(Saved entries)
^^^^

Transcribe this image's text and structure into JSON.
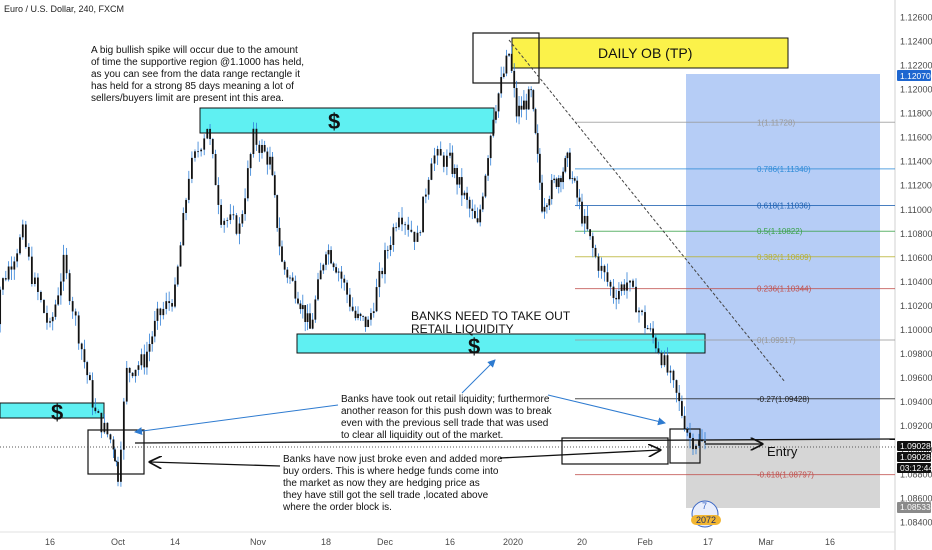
{
  "header": {
    "symbol_title": "Euro / U.S. Dollar, 240, FXCM"
  },
  "colors": {
    "zone_fill": "#5ff0f2",
    "ob_fill": "#fbf24a",
    "target_fill": "#a9c4f5",
    "stop_fill": "#cfcfcf",
    "candle": "#111111",
    "wick": "#2f7fd6",
    "current_price_bg": "#1e66d0",
    "price_tag_bg": "#111111"
  },
  "annotations": {
    "spike_note": [
      "A big bullish spike will occur due to the amount",
      "of time the supportive region @1.1000  has held,",
      "as you can see from the data range rectangle it",
      "has held for a strong 85 days meaning a lot of",
      "sellers/buyers limit are present int this area."
    ],
    "daily_ob": "DAILY OB (TP)",
    "dollar": "$",
    "banks_need": [
      "BANKS NEED TO TAKE OUT",
      "RETAIL LIQUIDITY"
    ],
    "banks_took": [
      "Banks have took out retail liquidity; furthermore",
      "another reason for this push down was to break",
      "even with the previous sell trade that was used",
      "to clear all liquidity out of the market."
    ],
    "banks_broke": [
      "Banks have now just broke even and added more",
      "buy orders. This is where hedge funds come into",
      "the market as now they are hedging price as",
      "they have still got the sell trade ,located above",
      "where the order block is."
    ],
    "entry": "Entry"
  },
  "price_tags": {
    "current": "1.12070",
    "entry1": "1.09028",
    "entry2": "1.09028",
    "timer": "03:12:44",
    "bottom": "1.08533"
  },
  "badge": {
    "top": "7",
    "bottom": "2072"
  },
  "chart_data": {
    "type": "candlestick",
    "title": "Euro / U.S. Dollar, 240, FXCM",
    "y_ticks": [
      "1.12600",
      "1.12400",
      "1.12200",
      "1.12000",
      "1.11800",
      "1.11600",
      "1.11400",
      "1.11200",
      "1.11000",
      "1.10800",
      "1.10600",
      "1.10400",
      "1.10200",
      "1.10000",
      "1.09800",
      "1.09600",
      "1.09400",
      "1.09200",
      "1.09000",
      "1.08800",
      "1.08600",
      "1.08400"
    ],
    "y_tick_values": [
      1.126,
      1.124,
      1.122,
      1.12,
      1.118,
      1.116,
      1.114,
      1.112,
      1.11,
      1.108,
      1.106,
      1.104,
      1.102,
      1.1,
      1.098,
      1.096,
      1.094,
      1.092,
      1.09,
      1.088,
      1.086,
      1.084
    ],
    "ylim": [
      1.0832,
      1.1272
    ],
    "x_ticks": [
      "16",
      "Oct",
      "14",
      "Nov",
      "18",
      "Dec",
      "16",
      "2020",
      "20",
      "Feb",
      "17",
      "Mar",
      "16"
    ],
    "fib_levels": [
      {
        "label": "1(1.11728)",
        "value": 1.11728,
        "color": "#9a9a9a"
      },
      {
        "label": "0.786(1.11340)",
        "value": 1.1134,
        "color": "#2e8bd8"
      },
      {
        "label": "0.618(1.11036)",
        "value": 1.11036,
        "color": "#1b5fb0"
      },
      {
        "label": "0.5(1.10822)",
        "value": 1.10822,
        "color": "#3aa14a"
      },
      {
        "label": "0.382(1.10609)",
        "value": 1.10609,
        "color": "#b8b030"
      },
      {
        "label": "0.236(1.10344)",
        "value": 1.10344,
        "color": "#c0504d"
      },
      {
        "label": "0(1.09917)",
        "value": 1.09917,
        "color": "#9a9a9a"
      },
      {
        "label": "-0.27(1.09428)",
        "value": 1.09428,
        "color": "#222222"
      },
      {
        "label": "-0.618(1.08797)",
        "value": 1.08797,
        "color": "#c0504d"
      }
    ],
    "price_path": [
      {
        "x": "2019-09-03",
        "y": 1.0965
      },
      {
        "x": "2019-09-05",
        "y": 1.1035
      },
      {
        "x": "2019-09-10",
        "y": 1.108
      },
      {
        "x": "2019-09-12",
        "y": 1.1045
      },
      {
        "x": "2019-09-16",
        "y": 1.1
      },
      {
        "x": "2019-09-19",
        "y": 1.1055
      },
      {
        "x": "2019-09-23",
        "y": 1.0985
      },
      {
        "x": "2019-09-26",
        "y": 1.093
      },
      {
        "x": "2019-09-30",
        "y": 1.0905
      },
      {
        "x": "2019-10-01",
        "y": 1.088
      },
      {
        "x": "2019-10-03",
        "y": 1.0965
      },
      {
        "x": "2019-10-07",
        "y": 1.0975
      },
      {
        "x": "2019-10-10",
        "y": 1.101
      },
      {
        "x": "2019-10-14",
        "y": 1.103
      },
      {
        "x": "2019-10-17",
        "y": 1.113
      },
      {
        "x": "2019-10-21",
        "y": 1.117
      },
      {
        "x": "2019-10-24",
        "y": 1.1095
      },
      {
        "x": "2019-10-28",
        "y": 1.1085
      },
      {
        "x": "2019-10-31",
        "y": 1.116
      },
      {
        "x": "2019-11-04",
        "y": 1.114
      },
      {
        "x": "2019-11-07",
        "y": 1.1055
      },
      {
        "x": "2019-11-11",
        "y": 1.103
      },
      {
        "x": "2019-11-14",
        "y": 1.1
      },
      {
        "x": "2019-11-18",
        "y": 1.107
      },
      {
        "x": "2019-11-21",
        "y": 1.105
      },
      {
        "x": "2019-11-25",
        "y": 1.101
      },
      {
        "x": "2019-11-28",
        "y": 1.1005
      },
      {
        "x": "2019-12-02",
        "y": 1.106
      },
      {
        "x": "2019-12-05",
        "y": 1.11
      },
      {
        "x": "2019-12-09",
        "y": 1.1075
      },
      {
        "x": "2019-12-12",
        "y": 1.1145
      },
      {
        "x": "2019-12-16",
        "y": 1.114
      },
      {
        "x": "2019-12-19",
        "y": 1.1115
      },
      {
        "x": "2019-12-23",
        "y": 1.1085
      },
      {
        "x": "2019-12-27",
        "y": 1.118
      },
      {
        "x": "2019-12-31",
        "y": 1.123
      },
      {
        "x": "2020-01-02",
        "y": 1.118
      },
      {
        "x": "2020-01-06",
        "y": 1.1195
      },
      {
        "x": "2020-01-09",
        "y": 1.1105
      },
      {
        "x": "2020-01-13",
        "y": 1.1125
      },
      {
        "x": "2020-01-16",
        "y": 1.114
      },
      {
        "x": "2020-01-20",
        "y": 1.1095
      },
      {
        "x": "2020-01-23",
        "y": 1.106
      },
      {
        "x": "2020-01-27",
        "y": 1.103
      },
      {
        "x": "2020-01-30",
        "y": 1.104
      },
      {
        "x": "2020-02-03",
        "y": 1.1005
      },
      {
        "x": "2020-02-06",
        "y": 1.0985
      },
      {
        "x": "2020-02-10",
        "y": 1.0945
      },
      {
        "x": "2020-02-13",
        "y": 1.091
      },
      {
        "x": "2020-02-17",
        "y": 1.0903
      }
    ]
  }
}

^^^^

> [Problem description]: Restate each line of the records exactly; pictures do not belong in the copy.

> [Exercise output]:
Transcribe this image's text and structure into JSON.
{
  "header": {
    "symbol_title": "Euro / U.S. Dollar, 240, FXCM"
  },
  "colors": {
    "zone_fill": "#5ff0f2",
    "ob_fill": "#fbf24a",
    "target_fill": "#a9c4f5",
    "stop_fill": "#cfcfcf",
    "candle": "#111111",
    "wick": "#2f7fd6",
    "current_price_bg": "#1e66d0",
    "price_tag_bg": "#111111"
  },
  "annotations": {
    "spike_note": [
      "A big bullish spike will occur due to the amount",
      "of time the supportive region @1.1000  has held,",
      "as you can see from the data range rectangle it",
      "has held for a strong 85 days meaning a lot of",
      "sellers/buyers limit are present int this area."
    ],
    "daily_ob": "DAILY OB (TP)",
    "dollar": "$",
    "banks_need": [
      "BANKS NEED TO TAKE OUT",
      "RETAIL LIQUIDITY"
    ],
    "banks_took": [
      "Banks have took out retail liquidity; furthermore",
      "another reason for this push down was to break",
      "even with the previous sell trade that was used",
      "to clear all liquidity out of the market."
    ],
    "banks_broke": [
      "Banks have now just broke even and added more",
      "buy orders. This is where hedge funds come into",
      "the market as now they are hedging price as",
      "they have still got the sell trade ,located above",
      "where the order block is."
    ],
    "entry": "Entry"
  },
  "price_tags": {
    "current": "1.12070",
    "entry1": "1.09028",
    "entry2": "1.09028",
    "timer": "03:12:44",
    "bottom": "1.08533"
  },
  "badge": {
    "top": "7",
    "bottom": "2072"
  },
  "chart_data": {
    "type": "candlestick",
    "title": "Euro / U.S. Dollar, 240, FXCM",
    "y_ticks": [
      "1.12600",
      "1.12400",
      "1.12200",
      "1.12000",
      "1.11800",
      "1.11600",
      "1.11400",
      "1.11200",
      "1.11000",
      "1.10800",
      "1.10600",
      "1.10400",
      "1.10200",
      "1.10000",
      "1.09800",
      "1.09600",
      "1.09400",
      "1.09200",
      "1.09000",
      "1.08800",
      "1.08600",
      "1.08400"
    ],
    "y_tick_values": [
      1.126,
      1.124,
      1.122,
      1.12,
      1.118,
      1.116,
      1.114,
      1.112,
      1.11,
      1.108,
      1.106,
      1.104,
      1.102,
      1.1,
      1.098,
      1.096,
      1.094,
      1.092,
      1.09,
      1.088,
      1.086,
      1.084
    ],
    "ylim": [
      1.0832,
      1.1272
    ],
    "x_ticks": [
      "16",
      "Oct",
      "14",
      "Nov",
      "18",
      "Dec",
      "16",
      "2020",
      "20",
      "Feb",
      "17",
      "Mar",
      "16"
    ],
    "fib_levels": [
      {
        "label": "1(1.11728)",
        "value": 1.11728,
        "color": "#9a9a9a"
      },
      {
        "label": "0.786(1.11340)",
        "value": 1.1134,
        "color": "#2e8bd8"
      },
      {
        "label": "0.618(1.11036)",
        "value": 1.11036,
        "color": "#1b5fb0"
      },
      {
        "label": "0.5(1.10822)",
        "value": 1.10822,
        "color": "#3aa14a"
      },
      {
        "label": "0.382(1.10609)",
        "value": 1.10609,
        "color": "#b8b030"
      },
      {
        "label": "0.236(1.10344)",
        "value": 1.10344,
        "color": "#c0504d"
      },
      {
        "label": "0(1.09917)",
        "value": 1.09917,
        "color": "#9a9a9a"
      },
      {
        "label": "-0.27(1.09428)",
        "value": 1.09428,
        "color": "#222222"
      },
      {
        "label": "-0.618(1.08797)",
        "value": 1.08797,
        "color": "#c0504d"
      }
    ],
    "price_path": [
      {
        "x": "2019-09-03",
        "y": 1.0965
      },
      {
        "x": "2019-09-05",
        "y": 1.1035
      },
      {
        "x": "2019-09-10",
        "y": 1.108
      },
      {
        "x": "2019-09-12",
        "y": 1.1045
      },
      {
        "x": "2019-09-16",
        "y": 1.1
      },
      {
        "x": "2019-09-19",
        "y": 1.1055
      },
      {
        "x": "2019-09-23",
        "y": 1.0985
      },
      {
        "x": "2019-09-26",
        "y": 1.093
      },
      {
        "x": "2019-09-30",
        "y": 1.0905
      },
      {
        "x": "2019-10-01",
        "y": 1.088
      },
      {
        "x": "2019-10-03",
        "y": 1.0965
      },
      {
        "x": "2019-10-07",
        "y": 1.0975
      },
      {
        "x": "2019-10-10",
        "y": 1.101
      },
      {
        "x": "2019-10-14",
        "y": 1.103
      },
      {
        "x": "2019-10-17",
        "y": 1.113
      },
      {
        "x": "2019-10-21",
        "y": 1.117
      },
      {
        "x": "2019-10-24",
        "y": 1.1095
      },
      {
        "x": "2019-10-28",
        "y": 1.1085
      },
      {
        "x": "2019-10-31",
        "y": 1.116
      },
      {
        "x": "2019-11-04",
        "y": 1.114
      },
      {
        "x": "2019-11-07",
        "y": 1.1055
      },
      {
        "x": "2019-11-11",
        "y": 1.103
      },
      {
        "x": "2019-11-14",
        "y": 1.1
      },
      {
        "x": "2019-11-18",
        "y": 1.107
      },
      {
        "x": "2019-11-21",
        "y": 1.105
      },
      {
        "x": "2019-11-25",
        "y": 1.101
      },
      {
        "x": "2019-11-28",
        "y": 1.1005
      },
      {
        "x": "2019-12-02",
        "y": 1.106
      },
      {
        "x": "2019-12-05",
        "y": 1.11
      },
      {
        "x": "2019-12-09",
        "y": 1.1075
      },
      {
        "x": "2019-12-12",
        "y": 1.1145
      },
      {
        "x": "2019-12-16",
        "y": 1.114
      },
      {
        "x": "2019-12-19",
        "y": 1.1115
      },
      {
        "x": "2019-12-23",
        "y": 1.1085
      },
      {
        "x": "2019-12-27",
        "y": 1.118
      },
      {
        "x": "2019-12-31",
        "y": 1.123
      },
      {
        "x": "2020-01-02",
        "y": 1.118
      },
      {
        "x": "2020-01-06",
        "y": 1.1195
      },
      {
        "x": "2020-01-09",
        "y": 1.1105
      },
      {
        "x": "2020-01-13",
        "y": 1.1125
      },
      {
        "x": "2020-01-16",
        "y": 1.114
      },
      {
        "x": "2020-01-20",
        "y": 1.1095
      },
      {
        "x": "2020-01-23",
        "y": 1.106
      },
      {
        "x": "2020-01-27",
        "y": 1.103
      },
      {
        "x": "2020-01-30",
        "y": 1.104
      },
      {
        "x": "2020-02-03",
        "y": 1.1005
      },
      {
        "x": "2020-02-06",
        "y": 1.0985
      },
      {
        "x": "2020-02-10",
        "y": 1.0945
      },
      {
        "x": "2020-02-13",
        "y": 1.091
      },
      {
        "x": "2020-02-17",
        "y": 1.0903
      }
    ]
  }
}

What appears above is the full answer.